(Dataset entries on figures)
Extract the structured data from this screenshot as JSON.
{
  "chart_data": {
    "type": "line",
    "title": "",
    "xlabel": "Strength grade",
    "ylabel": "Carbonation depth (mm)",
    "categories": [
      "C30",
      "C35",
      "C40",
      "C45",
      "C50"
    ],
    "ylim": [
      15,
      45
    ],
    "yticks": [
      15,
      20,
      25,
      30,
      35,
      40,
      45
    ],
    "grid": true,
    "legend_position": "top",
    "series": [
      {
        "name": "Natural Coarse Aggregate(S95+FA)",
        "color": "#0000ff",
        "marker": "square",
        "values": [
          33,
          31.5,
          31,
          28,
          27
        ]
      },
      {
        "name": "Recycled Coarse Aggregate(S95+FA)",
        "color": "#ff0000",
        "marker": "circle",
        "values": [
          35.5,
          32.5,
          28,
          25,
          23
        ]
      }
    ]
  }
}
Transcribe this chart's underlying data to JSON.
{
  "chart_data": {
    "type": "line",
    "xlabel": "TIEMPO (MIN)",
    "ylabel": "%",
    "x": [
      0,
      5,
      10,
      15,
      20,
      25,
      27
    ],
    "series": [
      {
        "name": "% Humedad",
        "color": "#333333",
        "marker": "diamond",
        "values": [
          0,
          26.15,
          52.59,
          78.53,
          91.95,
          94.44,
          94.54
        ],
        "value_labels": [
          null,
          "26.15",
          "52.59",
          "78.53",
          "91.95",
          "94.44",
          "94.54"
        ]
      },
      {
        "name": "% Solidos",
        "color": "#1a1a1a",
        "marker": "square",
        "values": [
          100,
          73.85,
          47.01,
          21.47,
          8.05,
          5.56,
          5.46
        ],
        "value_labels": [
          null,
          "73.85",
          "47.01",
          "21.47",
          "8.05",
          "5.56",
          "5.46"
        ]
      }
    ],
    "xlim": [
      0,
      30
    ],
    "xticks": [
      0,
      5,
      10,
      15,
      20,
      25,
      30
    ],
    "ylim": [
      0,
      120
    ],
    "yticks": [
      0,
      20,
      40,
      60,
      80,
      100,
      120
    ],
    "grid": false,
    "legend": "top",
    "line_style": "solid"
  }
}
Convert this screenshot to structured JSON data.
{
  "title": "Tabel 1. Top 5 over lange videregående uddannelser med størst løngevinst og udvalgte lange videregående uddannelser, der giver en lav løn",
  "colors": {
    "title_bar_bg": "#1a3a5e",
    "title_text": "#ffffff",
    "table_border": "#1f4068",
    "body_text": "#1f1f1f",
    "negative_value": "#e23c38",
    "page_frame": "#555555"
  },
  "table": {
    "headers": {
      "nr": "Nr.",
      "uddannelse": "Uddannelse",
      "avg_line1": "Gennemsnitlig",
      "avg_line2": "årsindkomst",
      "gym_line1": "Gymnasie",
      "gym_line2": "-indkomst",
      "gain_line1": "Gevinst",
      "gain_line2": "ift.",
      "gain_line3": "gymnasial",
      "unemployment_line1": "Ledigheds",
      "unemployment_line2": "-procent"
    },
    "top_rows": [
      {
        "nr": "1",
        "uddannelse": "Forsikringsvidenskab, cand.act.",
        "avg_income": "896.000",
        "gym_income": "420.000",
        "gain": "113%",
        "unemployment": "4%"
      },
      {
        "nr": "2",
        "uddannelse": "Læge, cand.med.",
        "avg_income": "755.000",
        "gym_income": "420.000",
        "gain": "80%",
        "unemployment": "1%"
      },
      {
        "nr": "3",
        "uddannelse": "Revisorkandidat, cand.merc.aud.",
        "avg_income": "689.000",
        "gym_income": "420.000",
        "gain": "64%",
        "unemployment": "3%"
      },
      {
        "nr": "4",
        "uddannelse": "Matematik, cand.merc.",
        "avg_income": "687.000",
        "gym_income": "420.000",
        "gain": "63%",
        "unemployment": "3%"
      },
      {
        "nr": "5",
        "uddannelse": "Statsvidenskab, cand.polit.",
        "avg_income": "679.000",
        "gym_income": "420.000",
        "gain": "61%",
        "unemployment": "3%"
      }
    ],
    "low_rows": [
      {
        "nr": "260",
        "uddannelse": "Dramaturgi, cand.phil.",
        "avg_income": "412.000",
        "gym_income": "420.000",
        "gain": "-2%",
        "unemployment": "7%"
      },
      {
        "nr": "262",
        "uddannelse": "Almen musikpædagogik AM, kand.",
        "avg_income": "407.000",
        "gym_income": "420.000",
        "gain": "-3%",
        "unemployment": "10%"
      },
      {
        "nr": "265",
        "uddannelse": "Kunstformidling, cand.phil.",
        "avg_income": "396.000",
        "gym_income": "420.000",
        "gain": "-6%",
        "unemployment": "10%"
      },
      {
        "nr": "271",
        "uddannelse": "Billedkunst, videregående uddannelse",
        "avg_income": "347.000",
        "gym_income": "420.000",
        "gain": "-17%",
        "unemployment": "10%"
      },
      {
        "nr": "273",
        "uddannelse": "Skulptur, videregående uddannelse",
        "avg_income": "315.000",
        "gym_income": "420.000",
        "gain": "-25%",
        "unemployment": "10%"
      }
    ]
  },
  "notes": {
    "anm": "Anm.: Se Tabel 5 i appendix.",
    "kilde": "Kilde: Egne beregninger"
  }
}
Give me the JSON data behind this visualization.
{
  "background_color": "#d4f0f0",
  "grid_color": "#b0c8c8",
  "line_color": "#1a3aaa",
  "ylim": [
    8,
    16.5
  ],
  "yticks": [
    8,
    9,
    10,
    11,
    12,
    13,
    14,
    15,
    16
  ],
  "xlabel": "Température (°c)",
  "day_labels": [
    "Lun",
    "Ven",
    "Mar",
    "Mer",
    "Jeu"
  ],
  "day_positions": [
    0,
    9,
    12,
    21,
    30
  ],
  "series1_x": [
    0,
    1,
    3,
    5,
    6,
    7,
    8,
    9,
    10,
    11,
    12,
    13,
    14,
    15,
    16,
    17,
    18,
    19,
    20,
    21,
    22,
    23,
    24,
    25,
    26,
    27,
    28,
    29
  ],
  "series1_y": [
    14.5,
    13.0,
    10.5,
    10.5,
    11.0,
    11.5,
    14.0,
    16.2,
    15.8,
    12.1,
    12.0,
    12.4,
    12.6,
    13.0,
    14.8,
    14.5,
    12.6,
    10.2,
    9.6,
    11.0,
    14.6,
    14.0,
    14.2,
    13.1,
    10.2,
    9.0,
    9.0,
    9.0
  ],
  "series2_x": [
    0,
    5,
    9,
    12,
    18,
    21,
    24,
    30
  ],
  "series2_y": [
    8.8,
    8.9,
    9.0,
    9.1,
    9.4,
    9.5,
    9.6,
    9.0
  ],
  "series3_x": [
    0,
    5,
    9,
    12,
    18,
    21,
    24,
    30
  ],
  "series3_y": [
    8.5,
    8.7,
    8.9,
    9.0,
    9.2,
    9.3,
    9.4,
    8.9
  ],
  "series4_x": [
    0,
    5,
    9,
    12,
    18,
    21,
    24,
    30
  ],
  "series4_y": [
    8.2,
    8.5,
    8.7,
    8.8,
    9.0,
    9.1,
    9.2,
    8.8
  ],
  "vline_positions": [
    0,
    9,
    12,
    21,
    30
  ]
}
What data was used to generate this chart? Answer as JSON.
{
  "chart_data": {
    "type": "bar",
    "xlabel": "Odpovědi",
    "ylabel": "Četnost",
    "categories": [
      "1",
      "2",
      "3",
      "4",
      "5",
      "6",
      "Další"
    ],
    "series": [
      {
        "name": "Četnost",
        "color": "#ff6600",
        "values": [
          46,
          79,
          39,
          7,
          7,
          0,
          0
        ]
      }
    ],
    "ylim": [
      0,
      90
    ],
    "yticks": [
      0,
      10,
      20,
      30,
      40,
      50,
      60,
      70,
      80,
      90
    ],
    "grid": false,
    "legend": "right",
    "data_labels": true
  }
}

Set exercise: Copy each line of the records containing the string "Coarse".

Problem solution:
        "name": "Natural Coarse Aggregate(S95+FA)",
        "name": "Recycled Coarse Aggregate(S95+FA)",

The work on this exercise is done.